TASK GOAL
Would you return the complete listing below word for word?

--- Start LISTED ENTRIES ---

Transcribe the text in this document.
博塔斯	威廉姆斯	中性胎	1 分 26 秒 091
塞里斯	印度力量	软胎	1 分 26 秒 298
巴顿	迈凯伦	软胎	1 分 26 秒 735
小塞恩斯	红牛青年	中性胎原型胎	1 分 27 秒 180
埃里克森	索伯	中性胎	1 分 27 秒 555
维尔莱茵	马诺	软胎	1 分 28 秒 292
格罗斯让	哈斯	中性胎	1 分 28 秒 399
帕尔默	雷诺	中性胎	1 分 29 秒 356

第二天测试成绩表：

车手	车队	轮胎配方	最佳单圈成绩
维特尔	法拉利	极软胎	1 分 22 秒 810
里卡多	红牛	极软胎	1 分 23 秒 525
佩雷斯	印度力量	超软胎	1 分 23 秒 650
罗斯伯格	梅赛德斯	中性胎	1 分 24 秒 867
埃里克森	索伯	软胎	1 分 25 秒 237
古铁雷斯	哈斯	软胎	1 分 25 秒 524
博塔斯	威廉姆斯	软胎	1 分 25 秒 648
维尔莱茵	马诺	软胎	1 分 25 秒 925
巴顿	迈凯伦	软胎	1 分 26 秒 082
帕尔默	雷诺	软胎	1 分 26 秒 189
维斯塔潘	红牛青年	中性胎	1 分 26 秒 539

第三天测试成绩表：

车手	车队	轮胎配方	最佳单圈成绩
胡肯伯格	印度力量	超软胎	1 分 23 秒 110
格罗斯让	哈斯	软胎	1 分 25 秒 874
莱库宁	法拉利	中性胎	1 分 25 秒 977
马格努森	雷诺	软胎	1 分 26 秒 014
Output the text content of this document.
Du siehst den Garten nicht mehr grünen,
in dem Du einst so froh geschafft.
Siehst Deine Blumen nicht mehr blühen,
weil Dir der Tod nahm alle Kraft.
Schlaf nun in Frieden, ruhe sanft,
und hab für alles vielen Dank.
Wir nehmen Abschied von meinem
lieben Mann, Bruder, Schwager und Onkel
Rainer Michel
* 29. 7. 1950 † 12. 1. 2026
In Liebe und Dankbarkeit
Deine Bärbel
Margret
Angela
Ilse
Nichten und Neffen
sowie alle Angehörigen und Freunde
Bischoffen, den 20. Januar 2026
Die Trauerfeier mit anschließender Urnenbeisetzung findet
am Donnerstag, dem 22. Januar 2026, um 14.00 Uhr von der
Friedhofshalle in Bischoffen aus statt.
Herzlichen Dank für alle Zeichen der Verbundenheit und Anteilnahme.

--- End LISTED ENTRIES ---

RESPONSE
Transcribe the text in this document.
博塔斯	威廉姆斯	中性胎	1 分 26 秒 091
塞里斯	印度力量	软胎	1 分 26 秒 298
巴顿	迈凯伦	软胎	1 分 26 秒 735
小塞恩斯	红牛青年	中性胎原型胎	1 分 27 秒 180
埃里克森	索伯	中性胎	1 分 27 秒 555
维尔莱茵	马诺	软胎	1 分 28 秒 292
格罗斯让	哈斯	中性胎	1 分 28 秒 399
帕尔默	雷诺	中性胎	1 分 29 秒 356

第二天测试成绩表：

车手	车队	轮胎配方	最佳单圈成绩
维特尔	法拉利	极软胎	1 分 22 秒 810
里卡多	红牛	极软胎	1 分 23 秒 525
佩雷斯	印度力量	超软胎	1 分 23 秒 650
罗斯伯格	梅赛德斯	中性胎	1 分 24 秒 867
埃里克森	索伯	软胎	1 分 25 秒 237
古铁雷斯	哈斯	软胎	1 分 25 秒 524
博塔斯	威廉姆斯	软胎	1 分 25 秒 648
维尔莱茵	马诺	软胎	1 分 25 秒 925
巴顿	迈凯伦	软胎	1 分 26 秒 082
帕尔默	雷诺	软胎	1 分 26 秒 189
维斯塔潘	红牛青年	中性胎	1 分 26 秒 539

第三天测试成绩表：

车手	车队	轮胎配方	最佳单圈成绩
胡肯伯格	印度力量	超软胎	1 分 23 秒 110
格罗斯让	哈斯	软胎	1 分 25 秒 874
莱库宁	法拉利	中性胎	1 分 25 秒 977
马格努森	雷诺	软胎	1 分 26 秒 014
Output the text content of this document.
Du siehst den Garten nicht mehr grünen,
in dem Du einst so froh geschafft.
Siehst Deine Blumen nicht mehr blühen,
weil Dir der Tod nahm alle Kraft.
Schlaf nun in Frieden, ruhe sanft,
und hab für alles vielen Dank.
Wir nehmen Abschied von meinem
lieben Mann, Bruder, Schwager und Onkel
Rainer Michel
* 29. 7. 1950 † 12. 1. 2026
In Liebe und Dankbarkeit
Deine Bärbel
Margret
Angela
Ilse
Nichten und Neffen
sowie alle Angehörigen und Freunde
Bischoffen, den 20. Januar 2026
Die Trauerfeier mit anschließender Urnenbeisetzung findet
am Donnerstag, dem 22. Januar 2026, um 14.00 Uhr von der
Friedhofshalle in Bischoffen aus statt.
Herzlichen Dank für alle Zeichen der Verbundenheit und Anteilnahme.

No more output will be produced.